-- Short exercise --
Pick every line with "here" from the material below.

-- Stored rows --
** BEGIN **
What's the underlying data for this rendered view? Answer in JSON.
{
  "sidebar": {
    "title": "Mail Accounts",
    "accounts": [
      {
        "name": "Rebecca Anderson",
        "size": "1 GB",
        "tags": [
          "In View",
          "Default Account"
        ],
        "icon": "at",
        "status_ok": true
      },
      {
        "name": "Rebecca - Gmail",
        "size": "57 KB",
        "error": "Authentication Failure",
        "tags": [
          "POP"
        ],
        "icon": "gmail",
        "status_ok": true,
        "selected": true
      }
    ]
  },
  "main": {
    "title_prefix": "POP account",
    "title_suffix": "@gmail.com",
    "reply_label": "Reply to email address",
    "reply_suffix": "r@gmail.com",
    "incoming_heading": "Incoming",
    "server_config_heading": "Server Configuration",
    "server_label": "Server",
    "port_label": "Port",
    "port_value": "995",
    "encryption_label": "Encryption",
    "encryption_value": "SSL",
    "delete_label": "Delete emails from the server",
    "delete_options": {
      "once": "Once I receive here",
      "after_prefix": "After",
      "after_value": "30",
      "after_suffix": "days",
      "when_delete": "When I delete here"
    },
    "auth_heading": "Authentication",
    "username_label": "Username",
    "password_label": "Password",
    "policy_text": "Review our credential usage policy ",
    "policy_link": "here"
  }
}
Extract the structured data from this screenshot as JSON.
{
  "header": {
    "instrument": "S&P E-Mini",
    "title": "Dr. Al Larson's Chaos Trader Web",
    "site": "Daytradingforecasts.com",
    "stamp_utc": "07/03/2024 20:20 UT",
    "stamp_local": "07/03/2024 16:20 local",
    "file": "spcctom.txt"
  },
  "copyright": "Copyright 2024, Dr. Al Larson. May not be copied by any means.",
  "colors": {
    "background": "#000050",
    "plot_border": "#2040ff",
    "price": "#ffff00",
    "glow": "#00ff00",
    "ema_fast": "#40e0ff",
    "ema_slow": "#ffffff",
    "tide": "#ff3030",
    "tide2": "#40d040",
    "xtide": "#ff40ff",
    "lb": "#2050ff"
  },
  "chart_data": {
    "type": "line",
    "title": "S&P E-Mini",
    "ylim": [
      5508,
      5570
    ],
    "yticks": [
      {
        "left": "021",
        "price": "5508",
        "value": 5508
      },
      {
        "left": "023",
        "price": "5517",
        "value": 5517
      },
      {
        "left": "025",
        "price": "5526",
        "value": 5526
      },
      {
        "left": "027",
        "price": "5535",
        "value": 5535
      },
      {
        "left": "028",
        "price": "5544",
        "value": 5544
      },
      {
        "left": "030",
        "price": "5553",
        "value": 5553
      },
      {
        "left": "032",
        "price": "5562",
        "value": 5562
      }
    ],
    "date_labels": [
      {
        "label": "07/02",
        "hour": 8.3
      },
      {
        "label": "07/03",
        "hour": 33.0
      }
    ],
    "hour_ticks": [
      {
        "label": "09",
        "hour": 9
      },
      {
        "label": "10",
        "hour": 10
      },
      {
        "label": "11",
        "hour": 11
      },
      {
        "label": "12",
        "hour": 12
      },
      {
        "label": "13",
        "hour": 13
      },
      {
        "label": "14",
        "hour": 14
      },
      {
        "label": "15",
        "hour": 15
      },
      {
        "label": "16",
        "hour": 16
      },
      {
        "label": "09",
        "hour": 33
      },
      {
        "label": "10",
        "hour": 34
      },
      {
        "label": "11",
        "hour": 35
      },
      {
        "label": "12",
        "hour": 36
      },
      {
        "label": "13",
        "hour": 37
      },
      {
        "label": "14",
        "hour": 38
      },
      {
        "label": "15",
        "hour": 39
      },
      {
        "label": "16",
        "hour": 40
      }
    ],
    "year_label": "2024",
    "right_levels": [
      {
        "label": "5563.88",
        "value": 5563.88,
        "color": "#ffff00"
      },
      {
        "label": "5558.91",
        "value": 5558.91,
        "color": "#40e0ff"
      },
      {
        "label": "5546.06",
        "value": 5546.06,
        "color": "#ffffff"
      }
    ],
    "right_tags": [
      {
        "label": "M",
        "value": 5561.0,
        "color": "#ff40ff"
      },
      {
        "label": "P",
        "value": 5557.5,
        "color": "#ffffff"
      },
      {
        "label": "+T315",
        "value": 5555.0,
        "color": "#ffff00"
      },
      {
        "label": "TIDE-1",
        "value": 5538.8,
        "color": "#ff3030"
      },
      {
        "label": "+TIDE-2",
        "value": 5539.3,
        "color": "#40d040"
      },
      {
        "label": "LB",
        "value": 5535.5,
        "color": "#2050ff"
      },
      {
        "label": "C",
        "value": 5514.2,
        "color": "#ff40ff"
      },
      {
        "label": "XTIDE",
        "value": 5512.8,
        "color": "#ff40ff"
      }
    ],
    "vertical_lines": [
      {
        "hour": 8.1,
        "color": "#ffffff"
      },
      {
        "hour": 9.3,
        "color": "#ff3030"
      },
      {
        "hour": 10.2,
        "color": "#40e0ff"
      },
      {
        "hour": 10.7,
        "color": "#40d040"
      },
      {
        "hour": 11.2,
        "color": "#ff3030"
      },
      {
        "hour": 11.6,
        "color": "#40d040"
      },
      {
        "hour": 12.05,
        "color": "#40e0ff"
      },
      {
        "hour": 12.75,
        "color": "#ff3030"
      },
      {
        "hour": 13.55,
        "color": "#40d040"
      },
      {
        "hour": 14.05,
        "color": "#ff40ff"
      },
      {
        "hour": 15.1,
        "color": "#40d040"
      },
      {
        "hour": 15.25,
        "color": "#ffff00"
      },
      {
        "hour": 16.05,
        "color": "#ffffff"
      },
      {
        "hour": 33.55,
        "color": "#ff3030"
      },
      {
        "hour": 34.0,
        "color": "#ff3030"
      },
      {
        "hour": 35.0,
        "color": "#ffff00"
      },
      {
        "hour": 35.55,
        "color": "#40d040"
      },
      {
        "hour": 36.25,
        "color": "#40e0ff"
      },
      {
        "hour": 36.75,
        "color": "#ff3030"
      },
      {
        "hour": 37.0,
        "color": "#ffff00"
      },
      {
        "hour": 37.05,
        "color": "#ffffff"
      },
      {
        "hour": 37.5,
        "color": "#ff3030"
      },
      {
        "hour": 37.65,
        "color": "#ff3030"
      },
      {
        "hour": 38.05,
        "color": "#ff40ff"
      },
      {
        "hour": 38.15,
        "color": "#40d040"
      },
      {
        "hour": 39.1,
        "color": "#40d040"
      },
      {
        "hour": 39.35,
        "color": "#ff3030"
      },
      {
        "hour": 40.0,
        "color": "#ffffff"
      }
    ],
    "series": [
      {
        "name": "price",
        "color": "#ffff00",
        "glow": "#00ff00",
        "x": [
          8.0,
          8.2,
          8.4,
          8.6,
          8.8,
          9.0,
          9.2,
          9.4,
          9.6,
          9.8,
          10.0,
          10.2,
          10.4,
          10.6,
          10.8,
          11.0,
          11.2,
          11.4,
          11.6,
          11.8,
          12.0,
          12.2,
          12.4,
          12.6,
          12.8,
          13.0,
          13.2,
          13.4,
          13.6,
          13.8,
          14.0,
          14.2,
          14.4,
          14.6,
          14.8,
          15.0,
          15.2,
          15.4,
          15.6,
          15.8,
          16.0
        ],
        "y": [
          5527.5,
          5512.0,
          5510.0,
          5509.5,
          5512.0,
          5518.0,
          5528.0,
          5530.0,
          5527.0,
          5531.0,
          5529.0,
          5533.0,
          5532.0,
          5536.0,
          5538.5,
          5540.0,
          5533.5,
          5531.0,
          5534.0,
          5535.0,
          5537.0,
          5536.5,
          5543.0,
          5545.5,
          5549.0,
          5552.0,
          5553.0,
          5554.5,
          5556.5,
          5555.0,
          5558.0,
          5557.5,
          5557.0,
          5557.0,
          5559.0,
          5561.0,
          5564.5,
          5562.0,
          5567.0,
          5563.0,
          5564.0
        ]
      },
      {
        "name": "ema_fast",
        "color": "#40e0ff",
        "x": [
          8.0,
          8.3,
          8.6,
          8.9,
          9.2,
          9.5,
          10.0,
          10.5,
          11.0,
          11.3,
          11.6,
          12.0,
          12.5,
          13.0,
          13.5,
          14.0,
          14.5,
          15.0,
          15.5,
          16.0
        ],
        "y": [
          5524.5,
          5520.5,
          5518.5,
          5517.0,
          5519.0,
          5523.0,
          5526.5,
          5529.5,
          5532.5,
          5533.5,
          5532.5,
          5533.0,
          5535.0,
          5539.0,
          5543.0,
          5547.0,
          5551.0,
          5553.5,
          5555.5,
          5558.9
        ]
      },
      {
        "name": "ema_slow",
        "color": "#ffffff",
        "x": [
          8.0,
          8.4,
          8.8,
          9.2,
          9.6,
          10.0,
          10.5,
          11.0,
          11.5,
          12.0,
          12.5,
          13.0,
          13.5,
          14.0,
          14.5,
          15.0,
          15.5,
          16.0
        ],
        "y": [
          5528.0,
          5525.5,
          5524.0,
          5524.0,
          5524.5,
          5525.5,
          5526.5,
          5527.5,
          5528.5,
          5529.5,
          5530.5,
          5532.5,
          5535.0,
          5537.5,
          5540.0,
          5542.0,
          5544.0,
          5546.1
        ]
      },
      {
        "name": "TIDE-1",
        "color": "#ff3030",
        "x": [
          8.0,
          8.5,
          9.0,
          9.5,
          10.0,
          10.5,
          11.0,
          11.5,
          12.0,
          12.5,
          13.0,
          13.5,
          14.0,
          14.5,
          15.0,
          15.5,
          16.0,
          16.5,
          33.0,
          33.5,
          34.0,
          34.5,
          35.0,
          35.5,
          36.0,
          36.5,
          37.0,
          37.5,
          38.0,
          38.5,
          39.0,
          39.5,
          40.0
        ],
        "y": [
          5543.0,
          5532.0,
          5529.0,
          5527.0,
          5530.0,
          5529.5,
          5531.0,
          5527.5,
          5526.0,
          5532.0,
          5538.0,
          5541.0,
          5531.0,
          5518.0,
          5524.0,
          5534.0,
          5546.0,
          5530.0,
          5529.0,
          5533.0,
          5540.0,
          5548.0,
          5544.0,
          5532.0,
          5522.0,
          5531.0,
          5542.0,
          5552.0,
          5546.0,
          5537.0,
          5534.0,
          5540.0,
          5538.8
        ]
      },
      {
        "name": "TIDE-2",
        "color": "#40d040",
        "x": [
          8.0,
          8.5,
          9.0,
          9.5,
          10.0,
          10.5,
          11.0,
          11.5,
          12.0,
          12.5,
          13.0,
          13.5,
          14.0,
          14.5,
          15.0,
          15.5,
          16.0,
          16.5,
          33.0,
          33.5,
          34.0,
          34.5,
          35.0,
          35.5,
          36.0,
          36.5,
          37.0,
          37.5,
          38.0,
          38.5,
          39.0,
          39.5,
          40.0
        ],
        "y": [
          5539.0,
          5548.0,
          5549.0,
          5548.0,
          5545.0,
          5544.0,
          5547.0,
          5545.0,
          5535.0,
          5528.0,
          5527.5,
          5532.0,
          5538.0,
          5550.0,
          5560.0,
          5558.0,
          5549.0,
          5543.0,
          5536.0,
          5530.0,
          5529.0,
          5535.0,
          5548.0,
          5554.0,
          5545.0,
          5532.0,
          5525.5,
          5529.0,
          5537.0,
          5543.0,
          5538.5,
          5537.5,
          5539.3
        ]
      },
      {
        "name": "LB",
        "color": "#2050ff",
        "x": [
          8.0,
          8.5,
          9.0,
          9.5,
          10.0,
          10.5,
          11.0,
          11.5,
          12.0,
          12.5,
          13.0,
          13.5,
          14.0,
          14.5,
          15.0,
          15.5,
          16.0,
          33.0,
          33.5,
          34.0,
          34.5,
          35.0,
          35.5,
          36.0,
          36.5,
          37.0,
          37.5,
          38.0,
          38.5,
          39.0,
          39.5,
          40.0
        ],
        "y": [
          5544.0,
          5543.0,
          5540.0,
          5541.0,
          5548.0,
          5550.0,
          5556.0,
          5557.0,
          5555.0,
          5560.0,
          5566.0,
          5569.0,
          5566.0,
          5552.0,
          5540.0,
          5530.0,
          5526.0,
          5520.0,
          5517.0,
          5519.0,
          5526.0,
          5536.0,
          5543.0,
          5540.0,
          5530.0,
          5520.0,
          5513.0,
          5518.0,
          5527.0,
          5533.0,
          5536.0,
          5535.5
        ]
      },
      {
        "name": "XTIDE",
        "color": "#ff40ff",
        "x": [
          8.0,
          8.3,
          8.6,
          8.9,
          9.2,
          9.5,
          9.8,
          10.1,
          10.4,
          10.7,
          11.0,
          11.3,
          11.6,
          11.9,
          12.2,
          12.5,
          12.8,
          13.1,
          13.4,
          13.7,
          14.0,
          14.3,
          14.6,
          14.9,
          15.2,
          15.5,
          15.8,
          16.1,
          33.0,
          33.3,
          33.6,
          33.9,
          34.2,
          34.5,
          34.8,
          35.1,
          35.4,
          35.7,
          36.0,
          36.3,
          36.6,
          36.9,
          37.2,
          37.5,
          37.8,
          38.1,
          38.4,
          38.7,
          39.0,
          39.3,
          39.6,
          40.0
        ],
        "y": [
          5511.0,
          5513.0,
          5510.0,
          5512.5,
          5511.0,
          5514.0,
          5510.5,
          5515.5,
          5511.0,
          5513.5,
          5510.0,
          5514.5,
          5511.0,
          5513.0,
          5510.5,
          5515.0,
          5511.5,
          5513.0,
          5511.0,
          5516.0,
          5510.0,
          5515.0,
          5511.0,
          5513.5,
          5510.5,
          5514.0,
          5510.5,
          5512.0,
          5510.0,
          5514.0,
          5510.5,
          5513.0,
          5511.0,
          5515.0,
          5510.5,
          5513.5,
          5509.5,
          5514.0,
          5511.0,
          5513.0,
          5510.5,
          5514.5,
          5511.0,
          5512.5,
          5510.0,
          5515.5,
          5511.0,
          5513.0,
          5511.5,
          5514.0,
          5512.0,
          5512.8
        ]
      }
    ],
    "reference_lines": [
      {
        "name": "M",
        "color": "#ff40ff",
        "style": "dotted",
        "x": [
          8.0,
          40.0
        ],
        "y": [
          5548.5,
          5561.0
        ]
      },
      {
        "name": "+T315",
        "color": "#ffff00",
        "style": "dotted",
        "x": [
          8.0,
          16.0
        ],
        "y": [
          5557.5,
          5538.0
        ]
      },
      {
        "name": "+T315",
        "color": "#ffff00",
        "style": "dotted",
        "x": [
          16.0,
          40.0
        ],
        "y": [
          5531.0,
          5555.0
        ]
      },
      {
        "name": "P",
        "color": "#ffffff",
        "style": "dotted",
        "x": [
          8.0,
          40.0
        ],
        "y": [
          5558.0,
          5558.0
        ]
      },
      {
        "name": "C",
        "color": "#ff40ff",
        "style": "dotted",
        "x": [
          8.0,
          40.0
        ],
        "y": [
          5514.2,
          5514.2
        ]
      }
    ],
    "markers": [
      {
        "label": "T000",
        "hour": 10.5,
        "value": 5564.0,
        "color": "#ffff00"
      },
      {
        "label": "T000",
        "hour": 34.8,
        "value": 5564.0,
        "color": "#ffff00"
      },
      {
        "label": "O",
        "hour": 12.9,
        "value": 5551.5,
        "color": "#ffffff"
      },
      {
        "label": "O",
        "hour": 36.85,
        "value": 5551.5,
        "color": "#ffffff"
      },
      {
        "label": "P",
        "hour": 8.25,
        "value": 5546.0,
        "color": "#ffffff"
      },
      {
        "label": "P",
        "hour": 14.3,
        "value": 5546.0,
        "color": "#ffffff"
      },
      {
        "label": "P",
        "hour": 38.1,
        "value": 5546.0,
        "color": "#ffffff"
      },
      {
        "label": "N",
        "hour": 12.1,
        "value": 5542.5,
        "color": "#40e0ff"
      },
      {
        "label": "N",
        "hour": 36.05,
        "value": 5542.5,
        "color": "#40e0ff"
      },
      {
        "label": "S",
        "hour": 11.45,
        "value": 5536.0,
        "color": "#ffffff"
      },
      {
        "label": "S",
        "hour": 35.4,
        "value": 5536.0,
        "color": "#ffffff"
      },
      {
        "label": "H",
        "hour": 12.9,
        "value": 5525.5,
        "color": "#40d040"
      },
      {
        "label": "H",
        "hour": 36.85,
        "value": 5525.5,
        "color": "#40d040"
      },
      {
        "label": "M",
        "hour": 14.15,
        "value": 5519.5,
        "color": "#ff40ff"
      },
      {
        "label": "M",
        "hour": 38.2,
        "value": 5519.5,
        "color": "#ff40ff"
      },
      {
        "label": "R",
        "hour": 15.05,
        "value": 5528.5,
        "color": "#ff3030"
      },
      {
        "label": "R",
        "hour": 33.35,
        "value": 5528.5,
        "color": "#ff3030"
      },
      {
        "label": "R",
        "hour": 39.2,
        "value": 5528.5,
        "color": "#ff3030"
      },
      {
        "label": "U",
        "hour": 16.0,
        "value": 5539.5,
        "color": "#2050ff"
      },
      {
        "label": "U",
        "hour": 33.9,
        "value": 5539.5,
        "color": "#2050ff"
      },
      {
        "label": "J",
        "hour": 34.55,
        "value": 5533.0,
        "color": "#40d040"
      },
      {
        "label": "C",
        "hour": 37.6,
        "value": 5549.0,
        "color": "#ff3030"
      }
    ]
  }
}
** END **
-- Result for this exercise --
      "once": "Once I receive here",
      "when_delete": "When I delete here"
    "policy_link": "here"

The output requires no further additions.